▶ _Task brief_: Look through the listing for the word "icon". Copy each line that has it.

▶ _Input_:
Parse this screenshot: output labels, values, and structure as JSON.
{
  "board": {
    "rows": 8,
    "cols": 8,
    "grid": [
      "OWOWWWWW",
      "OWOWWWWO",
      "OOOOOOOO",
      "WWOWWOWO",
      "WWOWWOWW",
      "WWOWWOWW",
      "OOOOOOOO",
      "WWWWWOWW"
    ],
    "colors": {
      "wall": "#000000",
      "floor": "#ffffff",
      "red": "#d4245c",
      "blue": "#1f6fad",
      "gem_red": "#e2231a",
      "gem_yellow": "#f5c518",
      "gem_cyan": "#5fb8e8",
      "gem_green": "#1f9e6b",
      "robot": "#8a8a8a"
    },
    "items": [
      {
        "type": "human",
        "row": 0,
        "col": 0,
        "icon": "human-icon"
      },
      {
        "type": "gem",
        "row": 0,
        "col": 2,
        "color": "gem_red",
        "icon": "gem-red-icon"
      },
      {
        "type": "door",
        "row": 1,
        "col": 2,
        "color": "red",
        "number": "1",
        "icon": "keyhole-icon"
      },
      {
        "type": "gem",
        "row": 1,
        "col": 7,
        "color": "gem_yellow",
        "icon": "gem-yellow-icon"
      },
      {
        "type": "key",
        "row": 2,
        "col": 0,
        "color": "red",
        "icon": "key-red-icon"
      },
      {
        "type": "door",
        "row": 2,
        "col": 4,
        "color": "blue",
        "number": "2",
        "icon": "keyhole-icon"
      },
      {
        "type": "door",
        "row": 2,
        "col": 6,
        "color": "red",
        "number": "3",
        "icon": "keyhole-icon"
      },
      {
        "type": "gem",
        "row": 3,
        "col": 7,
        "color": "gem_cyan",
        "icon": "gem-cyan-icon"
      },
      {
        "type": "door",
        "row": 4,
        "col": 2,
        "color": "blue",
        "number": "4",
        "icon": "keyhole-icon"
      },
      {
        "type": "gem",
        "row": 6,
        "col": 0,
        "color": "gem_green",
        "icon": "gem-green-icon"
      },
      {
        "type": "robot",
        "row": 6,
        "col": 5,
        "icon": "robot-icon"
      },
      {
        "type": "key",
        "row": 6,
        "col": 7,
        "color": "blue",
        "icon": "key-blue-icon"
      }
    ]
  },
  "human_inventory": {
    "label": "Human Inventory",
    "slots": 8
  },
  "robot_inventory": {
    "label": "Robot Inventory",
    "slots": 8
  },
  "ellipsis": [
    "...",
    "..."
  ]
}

▶ _Solution to the exercise_:
        "icon": "human-icon"
        "icon": "gem-red-icon"
        "icon": "keyhole-icon"
        "icon": "gem-yellow-icon"
        "icon": "key-red-icon"
        "icon": "keyhole-icon"
        "icon": "keyhole-icon"
        "icon": "gem-cyan-icon"
        "icon": "keyhole-icon"
        "icon": "gem-green-icon"
        "icon": "robot-icon"
        "icon": "key-blue-icon"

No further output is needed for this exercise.